* Begin *
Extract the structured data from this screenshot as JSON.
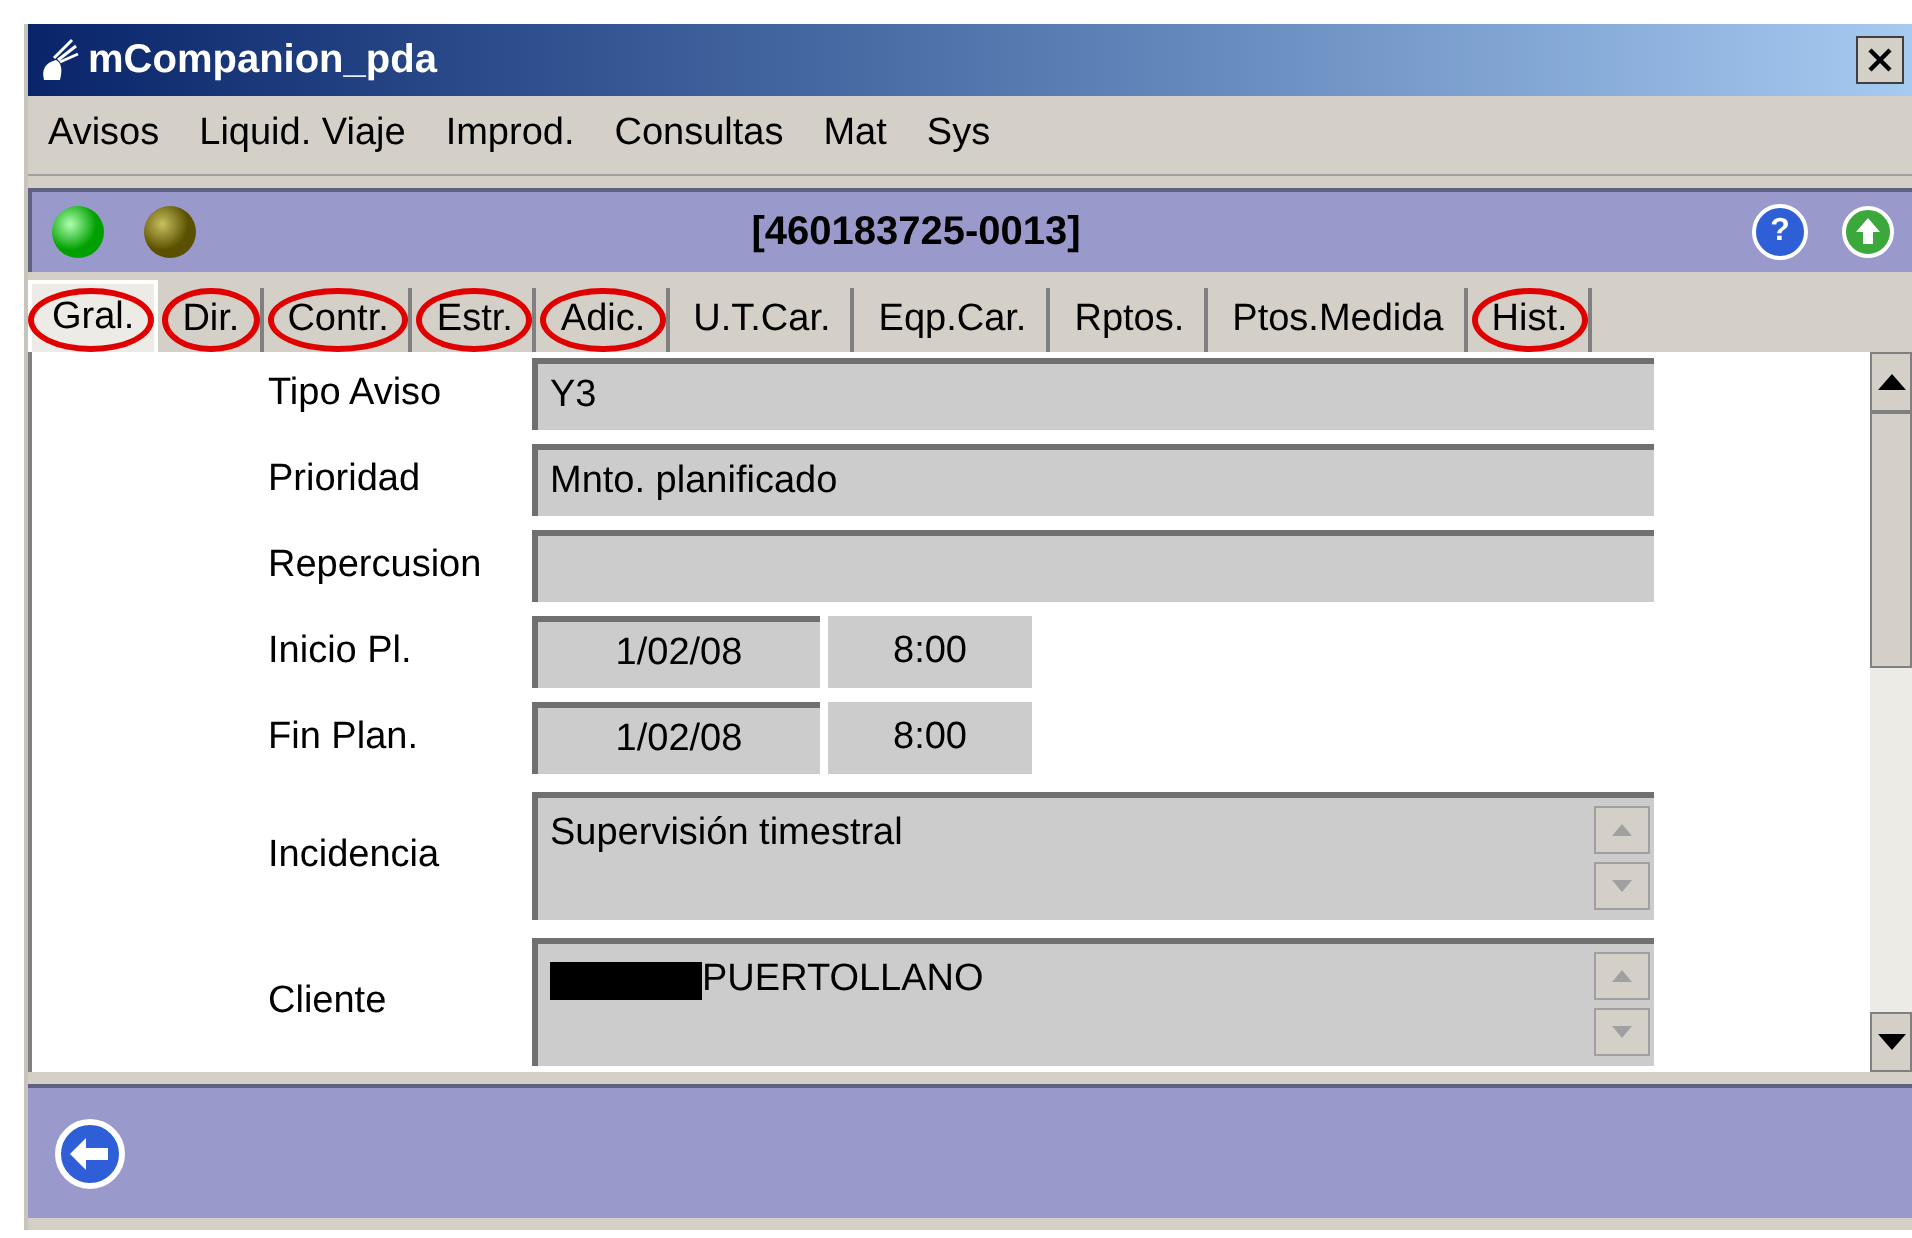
{
  "window": {
    "title": "mCompanion_pda"
  },
  "menu": [
    "Avisos",
    "Liquid. Viaje",
    "Improd.",
    "Consultas",
    "Mat",
    "Sys"
  ],
  "header": {
    "title": "[460183725-0013]",
    "help": "?"
  },
  "tabs": [
    {
      "label": "Gral.",
      "selected": true,
      "circled": true
    },
    {
      "label": "Dir.",
      "selected": false,
      "circled": true
    },
    {
      "label": "Contr.",
      "selected": false,
      "circled": true
    },
    {
      "label": "Estr.",
      "selected": false,
      "circled": true
    },
    {
      "label": "Adic.",
      "selected": false,
      "circled": true
    },
    {
      "label": "U.T.Car.",
      "selected": false,
      "circled": false
    },
    {
      "label": "Eqp.Car.",
      "selected": false,
      "circled": false
    },
    {
      "label": "Rptos.",
      "selected": false,
      "circled": false
    },
    {
      "label": "Ptos.Medida",
      "selected": false,
      "circled": false
    },
    {
      "label": "Hist.",
      "selected": false,
      "circled": true
    }
  ],
  "fields": [
    {
      "kind": "text",
      "label": "Tipo Aviso",
      "value": "Y3"
    },
    {
      "kind": "text",
      "label": "Prioridad",
      "value": "Mnto. planificado"
    },
    {
      "kind": "text",
      "label": "Repercusion"
    },
    {
      "kind": "datetime",
      "label": "Inicio Pl.",
      "date": "1/02/08",
      "time": "8:00"
    },
    {
      "kind": "datetime",
      "label": "Fin Plan.",
      "date": "1/02/08",
      "time": "8:00"
    },
    {
      "kind": "memo",
      "label": "Incidencia",
      "value": "Supervisión timestral"
    },
    {
      "kind": "memo",
      "label": "Cliente",
      "value": "PUERTOLLANO",
      "redacted": true
    }
  ]
}
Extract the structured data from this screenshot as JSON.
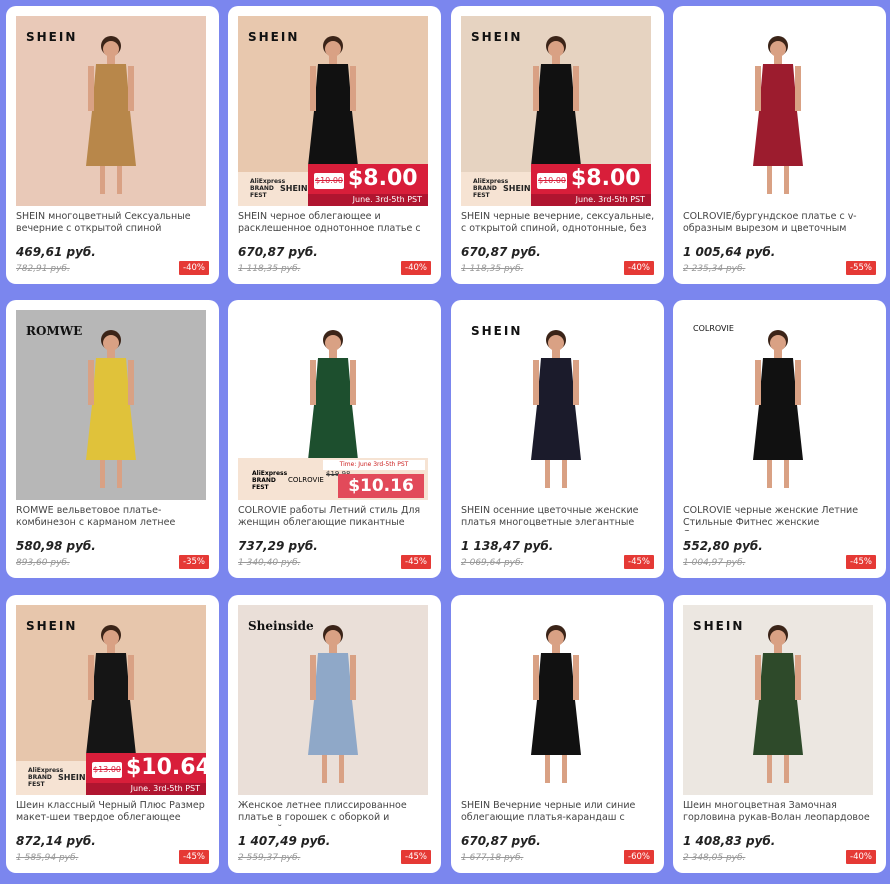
{
  "products": [
    {
      "brand": "SHEIN",
      "title": "SHEIN многоцветный Сексуальные вечерние с открытой спиной",
      "price": "469,61 руб.",
      "old_price": "782,91 руб.",
      "discount": "-40%",
      "bg": "#e9c9b8",
      "dress": "#b8874a",
      "promo": null
    },
    {
      "brand": "SHEIN",
      "title": "SHEIN черное облегающее и расклешенное однотонное платье с",
      "price": "670,87 руб.",
      "old_price": "1 118,35 руб.",
      "discount": "-40%",
      "bg": "#e8c8ae",
      "dress": "#111111",
      "promo": {
        "old": "$10.00",
        "new": "$8.00",
        "date": "June. 3rd-5th PST",
        "left1": "AliExpress",
        "left2": "BRAND",
        "left3": "FEST",
        "left_brand": "SHEIN"
      }
    },
    {
      "brand": "SHEIN",
      "title": "SHEIN черные вечерние, сексуальные, с открытой спиной, однотонные, без",
      "price": "670,87 руб.",
      "old_price": "1 118,35 руб.",
      "discount": "-40%",
      "bg": "#e6d3c1",
      "dress": "#111111",
      "promo": {
        "old": "$10.00",
        "new": "$8.00",
        "date": "June. 3rd-5th PST",
        "left1": "AliExpress",
        "left2": "BRAND",
        "left3": "FEST",
        "left_brand": "SHEIN"
      }
    },
    {
      "brand": "",
      "title": "COLROVIE/бургундское платье с v-образным вырезом и цветочным",
      "price": "1 005,64 руб.",
      "old_price": "2 235,34 руб.",
      "discount": "-55%",
      "bg": "#ffffff",
      "dress": "#9c1c2e",
      "promo": null
    },
    {
      "brand": "ROMWE",
      "title": "ROMWE вельветовое платье-комбинезон с карманом летнее желтое",
      "price": "580,98 руб.",
      "old_price": "893,60 руб.",
      "discount": "-35%",
      "bg": "#b7b7b7",
      "dress": "#e0c23a",
      "promo": null
    },
    {
      "brand": "",
      "title": "COLROVIE работы Летний стиль Для женщин облегающие пикантные платья",
      "price": "737,29 руб.",
      "old_price": "1 340,40 руб.",
      "discount": "-45%",
      "bg": "#ffffff",
      "dress": "#1d4f2e",
      "promo2": {
        "tag": "Time: June 3rd-5th PST",
        "old": "$19.98",
        "new": "$10.16",
        "left1": "AliExpress",
        "left2": "BRAND",
        "left3": "FEST",
        "left_brand": "COLROVIE"
      }
    },
    {
      "brand": "SHEIN",
      "title": "SHEIN осенние цветочные женские платья многоцветные элегантные",
      "price": "1 138,47 руб.",
      "old_price": "2 069,64 руб.",
      "discount": "-45%",
      "bg": "#ffffff",
      "dress": "#1b1b2b",
      "promo": null
    },
    {
      "brand": "COLROVIE",
      "title": "COLROVIE черные женские Летние Стильные Фитнес женские Сексуальные",
      "price": "552,80 руб.",
      "old_price": "1 004,97 руб.",
      "discount": "-45%",
      "bg": "#ffffff",
      "dress": "#111111",
      "promo": null
    },
    {
      "brand": "SHEIN",
      "title": "Шеин классный Черный Плюс Размер макет-шеи твердое облегающее платье-",
      "price": "872,14 руб.",
      "old_price": "1 585,94 руб.",
      "discount": "-45%",
      "bg": "#e7c6ac",
      "dress": "#151515",
      "promo": {
        "old": "$13.00",
        "new": "$10.64",
        "date": "June. 3rd-5th PST",
        "left1": "AliExpress",
        "left2": "BRAND",
        "left3": "FEST",
        "left_brand": "SHEIN"
      }
    },
    {
      "brand": "Sheinside",
      "title": "Женское летнее плиссированное платье в горошек с оборкой и завязкой на шее,",
      "price": "1 407,49 руб.",
      "old_price": "2 559,37 руб.",
      "discount": "-45%",
      "bg": "#eadfd8",
      "dress": "#8fa8c8",
      "promo": null
    },
    {
      "brand": "",
      "title": "SHEIN Вечерние черные или синие облегающие платья-карандаш с",
      "price": "670,87 руб.",
      "old_price": "1 677,18 руб.",
      "discount": "-60%",
      "bg": "#ffffff",
      "dress": "#111111",
      "promo": null
    },
    {
      "brand": "SHEIN",
      "title": "Шеин многоцветная Замочная горловина рукав-Волан леопардовое",
      "price": "1 408,83 руб.",
      "old_price": "2 348,05 руб.",
      "discount": "-40%",
      "bg": "#ece7e1",
      "dress": "#2e4a2a",
      "promo": null
    }
  ]
}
* End *
* **SET EXERCISE**: Exclude the pictures and repeat every other part of the records word for word.

* **RESPONSE FOR THIS EXERCISE**:
Extract the structured data from this screenshot as JSON.
{
  "window": {
    "title": "mCompanion_pda"
  },
  "menu": [
    "Avisos",
    "Liquid. Viaje",
    "Improd.",
    "Consultas",
    "Mat",
    "Sys"
  ],
  "header": {
    "title": "[460183725-0013]",
    "help": "?"
  },
  "tabs": [
    {
      "label": "Gral.",
      "selected": true,
      "circled": true
    },
    {
      "label": "Dir.",
      "selected": false,
      "circled": true
    },
    {
      "label": "Contr.",
      "selected": false,
      "circled": true
    },
    {
      "label": "Estr.",
      "selected": false,
      "circled": true
    },
    {
      "label": "Adic.",
      "selected": false,
      "circled": true
    },
    {
      "label": "U.T.Car.",
      "selected": false,
      "circled": false
    },
    {
      "label": "Eqp.Car.",
      "selected": false,
      "circled": false
    },
    {
      "label": "Rptos.",
      "selected": false,
      "circled": false
    },
    {
      "label": "Ptos.Medida",
      "selected": false,
      "circled": false
    },
    {
      "label": "Hist.",
      "selected": false,
      "circled": true
    }
  ],
  "fields": [
    {
      "kind": "text",
      "label": "Tipo Aviso",
      "value": "Y3"
    },
    {
      "kind": "text",
      "label": "Prioridad",
      "value": "Mnto. planificado"
    },
    {
      "kind": "text",
      "label": "Repercusion"
    },
    {
      "kind": "datetime",
      "label": "Inicio Pl.",
      "date": "1/02/08",
      "time": "8:00"
    },
    {
      "kind": "datetime",
      "label": "Fin Plan.",
      "date": "1/02/08",
      "time": "8:00"
    },
    {
      "kind": "memo",
      "label": "Incidencia",
      "value": "Supervisión timestral"
    },
    {
      "kind": "memo",
      "label": "Cliente",
      "value": "PUERTOLLANO",
      "redacted": true
    }
  ]
}
Extract the structured data from this screenshot as JSON.
{
  "products": [
    {
      "brand": "SHEIN",
      "title": "SHEIN многоцветный Сексуальные вечерние с открытой спиной",
      "price": "469,61 руб.",
      "old_price": "782,91 руб.",
      "discount": "-40%",
      "bg": "#e9c9b8",
      "dress": "#b8874a",
      "promo": null
    },
    {
      "brand": "SHEIN",
      "title": "SHEIN черное облегающее и расклешенное однотонное платье с",
      "price": "670,87 руб.",
      "old_price": "1 118,35 руб.",
      "discount": "-40%",
      "bg": "#e8c8ae",
      "dress": "#111111",
      "promo": {
        "old": "$10.00",
        "new": "$8.00",
        "date": "June. 3rd-5th PST",
        "left1": "AliExpress",
        "left2": "BRAND",
        "left3": "FEST",
        "left_brand": "SHEIN"
      }
    },
    {
      "brand": "SHEIN",
      "title": "SHEIN черные вечерние, сексуальные, с открытой спиной, однотонные, без",
      "price": "670,87 руб.",
      "old_price": "1 118,35 руб.",
      "discount": "-40%",
      "bg": "#e6d3c1",
      "dress": "#111111",
      "promo": {
        "old": "$10.00",
        "new": "$8.00",
        "date": "June. 3rd-5th PST",
        "left1": "AliExpress",
        "left2": "BRAND",
        "left3": "FEST",
        "left_brand": "SHEIN"
      }
    },
    {
      "brand": "",
      "title": "COLROVIE/бургундское платье с v-образным вырезом и цветочным",
      "price": "1 005,64 руб.",
      "old_price": "2 235,34 руб.",
      "discount": "-55%",
      "bg": "#ffffff",
      "dress": "#9c1c2e",
      "promo": null
    },
    {
      "brand": "ROMWE",
      "title": "ROMWE вельветовое платье-комбинезон с карманом летнее желтое",
      "price": "580,98 руб.",
      "old_price": "893,60 руб.",
      "discount": "-35%",
      "bg": "#b7b7b7",
      "dress": "#e0c23a",
      "promo": null
    },
    {
      "brand": "",
      "title": "COLROVIE работы Летний стиль Для женщин облегающие пикантные платья",
      "price": "737,29 руб.",
      "old_price": "1 340,40 руб.",
      "discount": "-45%",
      "bg": "#ffffff",
      "dress": "#1d4f2e",
      "promo2": {
        "tag": "Time: June 3rd-5th PST",
        "old": "$19.98",
        "new": "$10.16",
        "left1": "AliExpress",
        "left2": "BRAND",
        "left3": "FEST",
        "left_brand": "COLROVIE"
      }
    },
    {
      "brand": "SHEIN",
      "title": "SHEIN осенние цветочные женские платья многоцветные элегантные",
      "price": "1 138,47 руб.",
      "old_price": "2 069,64 руб.",
      "discount": "-45%",
      "bg": "#ffffff",
      "dress": "#1b1b2b",
      "promo": null
    },
    {
      "brand": "COLROVIE",
      "title": "COLROVIE черные женские Летние Стильные Фитнес женские Сексуальные",
      "price": "552,80 руб.",
      "old_price": "1 004,97 руб.",
      "discount": "-45%",
      "bg": "#ffffff",
      "dress": "#111111",
      "promo": null
    },
    {
      "brand": "SHEIN",
      "title": "Шеин классный Черный Плюс Размер макет-шеи твердое облегающее платье-",
      "price": "872,14 руб.",
      "old_price": "1 585,94 руб.",
      "discount": "-45%",
      "bg": "#e7c6ac",
      "dress": "#151515",
      "promo": {
        "old": "$13.00",
        "new": "$10.64",
        "date": "June. 3rd-5th PST",
        "left1": "AliExpress",
        "left2": "BRAND",
        "left3": "FEST",
        "left_brand": "SHEIN"
      }
    },
    {
      "brand": "Sheinside",
      "title": "Женское летнее плиссированное платье в горошек с оборкой и завязкой на шее,",
      "price": "1 407,49 руб.",
      "old_price": "2 559,37 руб.",
      "discount": "-45%",
      "bg": "#eadfd8",
      "dress": "#8fa8c8",
      "promo": null
    },
    {
      "brand": "",
      "title": "SHEIN Вечерние черные или синие облегающие платья-карандаш с",
      "price": "670,87 руб.",
      "old_price": "1 677,18 руб.",
      "discount": "-60%",
      "bg": "#ffffff",
      "dress": "#111111",
      "promo": null
    },
    {
      "brand": "SHEIN",
      "title": "Шеин многоцветная Замочная горловина рукав-Волан леопардовое",
      "price": "1 408,83 руб.",
      "old_price": "2 348,05 руб.",
      "discount": "-40%",
      "bg": "#ece7e1",
      "dress": "#2e4a2a",
      "promo": null
    }
  ]
}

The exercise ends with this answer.